** start Supplied information **
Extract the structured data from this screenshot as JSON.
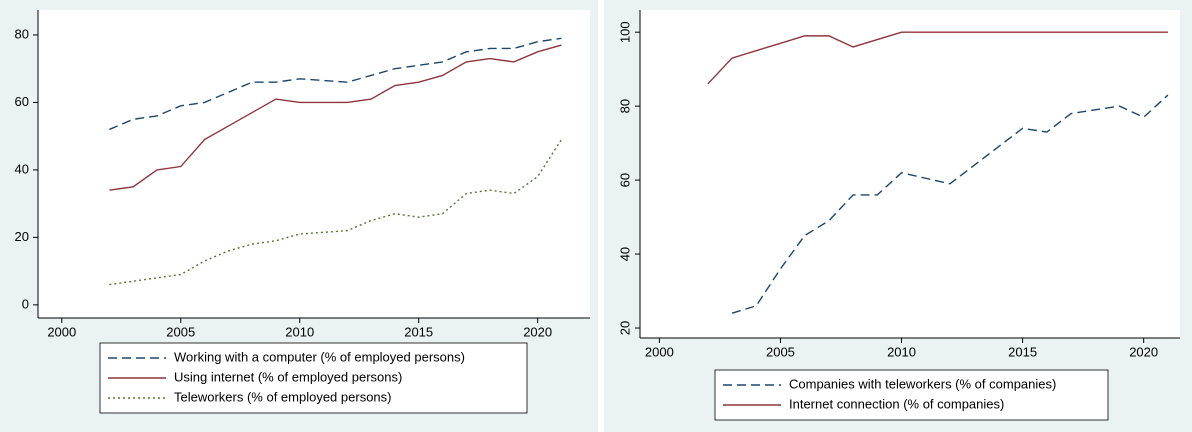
{
  "chart_data": [
    {
      "type": "line",
      "x": [
        2002,
        2003,
        2004,
        2005,
        2006,
        2007,
        2008,
        2009,
        2010,
        2011,
        2012,
        2013,
        2014,
        2015,
        2016,
        2017,
        2018,
        2019,
        2020,
        2021
      ],
      "series": [
        {
          "name": "Working with a computer (% of employed persons)",
          "color": "#1a476f",
          "dash": "long-dash",
          "values": [
            52,
            55,
            56,
            59,
            60,
            63,
            66,
            66,
            67,
            66.5,
            66,
            68,
            70,
            71,
            72,
            75,
            76,
            76,
            78,
            79
          ]
        },
        {
          "name": "Using internet (% of employed persons)",
          "color": "#90353b",
          "dash": "solid",
          "values": [
            34,
            35,
            40,
            41,
            49,
            53,
            57,
            61,
            60,
            60,
            60,
            61,
            65,
            66,
            68,
            72,
            73,
            72,
            75,
            77
          ]
        },
        {
          "name": "Teleworkers (% of employed persons)",
          "color": "#55752f",
          "dash": "dot",
          "values": [
            6,
            7,
            8,
            9,
            13,
            16,
            18,
            19,
            21,
            21.5,
            22,
            25,
            27,
            26,
            27,
            33,
            34,
            33,
            38,
            49
          ]
        }
      ],
      "xlim": [
        1999,
        2022.2
      ],
      "xticks": [
        2000,
        2005,
        2010,
        2015,
        2020
      ],
      "ylim": [
        -3.9,
        87.4
      ],
      "yticks": [
        0,
        20,
        40,
        60,
        80
      ],
      "ytick_rotated": false
    },
    {
      "type": "line",
      "x": [
        2002,
        2003,
        2004,
        2005,
        2006,
        2007,
        2008,
        2009,
        2010,
        2011,
        2012,
        2013,
        2014,
        2015,
        2016,
        2017,
        2018,
        2019,
        2020,
        2021
      ],
      "series": [
        {
          "name": "Companies with teleworkers (% of companies)",
          "color": "#1a476f",
          "dash": "long-dash",
          "values": [
            null,
            24,
            26,
            36,
            45,
            49,
            56,
            56,
            62,
            60.5,
            59,
            64,
            69,
            74,
            73,
            78,
            79,
            80,
            77,
            83
          ]
        },
        {
          "name": "Internet connection (% of companies)",
          "color": "#90353b",
          "dash": "solid",
          "values": [
            86,
            93,
            95,
            97,
            99,
            99,
            96,
            98,
            100,
            100,
            100,
            100,
            100,
            100,
            100,
            100,
            100,
            100,
            100,
            100
          ]
        }
      ],
      "xlim": [
        1999.2,
        2021.5
      ],
      "xticks": [
        2000,
        2005,
        2010,
        2015,
        2020
      ],
      "ylim": [
        17.3,
        106
      ],
      "yticks": [
        20,
        40,
        60,
        80,
        100
      ],
      "ytick_rotated": true
    }
  ]
}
** end Supplied information **
Aim.
Replicate the material above verbatim; images stay out of the copy.

Answer for the task.
Extract the structured data from this screenshot as JSON.
{
  "chart_data": [
    {
      "type": "line",
      "x": [
        2002,
        2003,
        2004,
        2005,
        2006,
        2007,
        2008,
        2009,
        2010,
        2011,
        2012,
        2013,
        2014,
        2015,
        2016,
        2017,
        2018,
        2019,
        2020,
        2021
      ],
      "series": [
        {
          "name": "Working with a computer (% of employed persons)",
          "color": "#1a476f",
          "dash": "long-dash",
          "values": [
            52,
            55,
            56,
            59,
            60,
            63,
            66,
            66,
            67,
            66.5,
            66,
            68,
            70,
            71,
            72,
            75,
            76,
            76,
            78,
            79
          ]
        },
        {
          "name": "Using internet (% of employed persons)",
          "color": "#90353b",
          "dash": "solid",
          "values": [
            34,
            35,
            40,
            41,
            49,
            53,
            57,
            61,
            60,
            60,
            60,
            61,
            65,
            66,
            68,
            72,
            73,
            72,
            75,
            77
          ]
        },
        {
          "name": "Teleworkers (% of employed persons)",
          "color": "#55752f",
          "dash": "dot",
          "values": [
            6,
            7,
            8,
            9,
            13,
            16,
            18,
            19,
            21,
            21.5,
            22,
            25,
            27,
            26,
            27,
            33,
            34,
            33,
            38,
            49
          ]
        }
      ],
      "xlim": [
        1999,
        2022.2
      ],
      "xticks": [
        2000,
        2005,
        2010,
        2015,
        2020
      ],
      "ylim": [
        -3.9,
        87.4
      ],
      "yticks": [
        0,
        20,
        40,
        60,
        80
      ],
      "ytick_rotated": false
    },
    {
      "type": "line",
      "x": [
        2002,
        2003,
        2004,
        2005,
        2006,
        2007,
        2008,
        2009,
        2010,
        2011,
        2012,
        2013,
        2014,
        2015,
        2016,
        2017,
        2018,
        2019,
        2020,
        2021
      ],
      "series": [
        {
          "name": "Companies with teleworkers (% of companies)",
          "color": "#1a476f",
          "dash": "long-dash",
          "values": [
            null,
            24,
            26,
            36,
            45,
            49,
            56,
            56,
            62,
            60.5,
            59,
            64,
            69,
            74,
            73,
            78,
            79,
            80,
            77,
            83
          ]
        },
        {
          "name": "Internet connection (% of companies)",
          "color": "#90353b",
          "dash": "solid",
          "values": [
            86,
            93,
            95,
            97,
            99,
            99,
            96,
            98,
            100,
            100,
            100,
            100,
            100,
            100,
            100,
            100,
            100,
            100,
            100,
            100
          ]
        }
      ],
      "xlim": [
        1999.2,
        2021.5
      ],
      "xticks": [
        2000,
        2005,
        2010,
        2015,
        2020
      ],
      "ylim": [
        17.3,
        106
      ],
      "yticks": [
        20,
        40,
        60,
        80,
        100
      ],
      "ytick_rotated": true
    }
  ]
}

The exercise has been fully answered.